* **SUPPLIED DATA**:
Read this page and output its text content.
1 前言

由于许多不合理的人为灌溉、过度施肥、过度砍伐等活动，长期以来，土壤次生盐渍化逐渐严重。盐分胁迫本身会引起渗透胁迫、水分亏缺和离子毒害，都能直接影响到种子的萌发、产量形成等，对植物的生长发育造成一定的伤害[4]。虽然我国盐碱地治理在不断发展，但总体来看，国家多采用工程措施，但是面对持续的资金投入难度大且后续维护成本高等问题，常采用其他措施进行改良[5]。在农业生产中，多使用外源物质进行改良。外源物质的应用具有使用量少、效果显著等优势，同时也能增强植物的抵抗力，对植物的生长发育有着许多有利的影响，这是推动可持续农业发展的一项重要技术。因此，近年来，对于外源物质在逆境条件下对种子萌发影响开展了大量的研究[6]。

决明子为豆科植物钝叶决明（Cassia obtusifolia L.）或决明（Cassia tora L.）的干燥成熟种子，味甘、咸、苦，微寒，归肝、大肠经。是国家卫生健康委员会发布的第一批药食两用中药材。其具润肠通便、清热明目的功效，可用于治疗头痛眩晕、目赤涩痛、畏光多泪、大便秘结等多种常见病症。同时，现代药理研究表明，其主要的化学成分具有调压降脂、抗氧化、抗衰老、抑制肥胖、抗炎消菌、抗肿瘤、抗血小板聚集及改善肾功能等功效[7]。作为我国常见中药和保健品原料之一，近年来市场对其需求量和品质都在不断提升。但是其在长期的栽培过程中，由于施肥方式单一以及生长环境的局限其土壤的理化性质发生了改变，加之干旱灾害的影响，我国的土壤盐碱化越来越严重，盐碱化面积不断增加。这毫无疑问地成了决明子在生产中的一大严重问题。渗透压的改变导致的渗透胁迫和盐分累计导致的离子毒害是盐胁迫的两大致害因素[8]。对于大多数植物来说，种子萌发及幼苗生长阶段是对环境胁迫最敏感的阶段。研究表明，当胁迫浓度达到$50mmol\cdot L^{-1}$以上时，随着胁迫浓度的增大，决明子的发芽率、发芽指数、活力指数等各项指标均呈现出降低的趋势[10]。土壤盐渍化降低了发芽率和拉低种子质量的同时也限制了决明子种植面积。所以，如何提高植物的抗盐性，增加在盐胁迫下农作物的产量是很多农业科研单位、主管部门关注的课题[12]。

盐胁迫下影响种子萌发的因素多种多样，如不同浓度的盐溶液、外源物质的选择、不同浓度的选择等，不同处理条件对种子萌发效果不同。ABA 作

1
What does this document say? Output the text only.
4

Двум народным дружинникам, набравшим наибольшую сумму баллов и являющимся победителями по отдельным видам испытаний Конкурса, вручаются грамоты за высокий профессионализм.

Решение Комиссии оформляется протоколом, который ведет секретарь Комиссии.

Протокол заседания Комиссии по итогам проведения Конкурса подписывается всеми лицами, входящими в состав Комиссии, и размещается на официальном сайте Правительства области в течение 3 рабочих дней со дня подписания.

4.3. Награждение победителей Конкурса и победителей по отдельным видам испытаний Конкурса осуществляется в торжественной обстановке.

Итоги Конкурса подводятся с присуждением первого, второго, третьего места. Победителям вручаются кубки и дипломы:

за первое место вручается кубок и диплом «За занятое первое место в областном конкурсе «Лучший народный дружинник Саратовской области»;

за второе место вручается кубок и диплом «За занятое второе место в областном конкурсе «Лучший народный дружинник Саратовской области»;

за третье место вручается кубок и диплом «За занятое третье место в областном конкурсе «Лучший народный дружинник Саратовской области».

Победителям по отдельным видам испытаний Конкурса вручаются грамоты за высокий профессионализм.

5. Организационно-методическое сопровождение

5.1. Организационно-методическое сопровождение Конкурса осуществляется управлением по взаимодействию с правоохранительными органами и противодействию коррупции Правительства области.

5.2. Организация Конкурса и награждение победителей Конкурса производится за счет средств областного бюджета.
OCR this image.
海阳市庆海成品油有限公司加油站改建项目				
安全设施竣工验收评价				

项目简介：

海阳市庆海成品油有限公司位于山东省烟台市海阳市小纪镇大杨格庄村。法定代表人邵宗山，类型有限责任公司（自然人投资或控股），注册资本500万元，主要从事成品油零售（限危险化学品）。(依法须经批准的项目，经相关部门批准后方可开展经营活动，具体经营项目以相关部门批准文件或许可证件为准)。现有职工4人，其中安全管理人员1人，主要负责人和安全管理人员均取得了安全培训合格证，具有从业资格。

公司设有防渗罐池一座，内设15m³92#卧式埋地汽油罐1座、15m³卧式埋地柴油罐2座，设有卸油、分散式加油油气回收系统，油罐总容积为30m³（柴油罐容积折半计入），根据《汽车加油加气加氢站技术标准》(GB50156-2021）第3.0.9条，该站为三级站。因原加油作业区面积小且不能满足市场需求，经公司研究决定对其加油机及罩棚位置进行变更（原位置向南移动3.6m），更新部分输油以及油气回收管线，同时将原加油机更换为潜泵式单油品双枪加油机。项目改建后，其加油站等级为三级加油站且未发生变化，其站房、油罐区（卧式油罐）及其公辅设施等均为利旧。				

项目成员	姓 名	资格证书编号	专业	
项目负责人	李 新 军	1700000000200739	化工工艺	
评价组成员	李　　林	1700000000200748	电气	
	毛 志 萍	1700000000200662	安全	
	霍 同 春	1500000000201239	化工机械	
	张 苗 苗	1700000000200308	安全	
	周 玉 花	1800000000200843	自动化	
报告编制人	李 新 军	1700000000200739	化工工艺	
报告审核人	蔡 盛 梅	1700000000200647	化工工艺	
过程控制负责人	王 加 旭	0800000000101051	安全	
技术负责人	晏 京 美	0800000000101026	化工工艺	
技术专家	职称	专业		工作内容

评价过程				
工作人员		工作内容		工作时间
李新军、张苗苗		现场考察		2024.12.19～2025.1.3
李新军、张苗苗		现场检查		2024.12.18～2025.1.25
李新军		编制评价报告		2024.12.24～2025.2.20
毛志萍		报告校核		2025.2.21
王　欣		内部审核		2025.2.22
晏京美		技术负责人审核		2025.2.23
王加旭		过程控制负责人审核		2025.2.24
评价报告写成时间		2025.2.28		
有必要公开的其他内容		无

* **STATED EXERCISE**: Locate the lines above that contain "this" and copy them.

* **PROBLEM SOLUTION**:
Read this page and output its text content.
What does this document say? Output the text only.
OCR this image.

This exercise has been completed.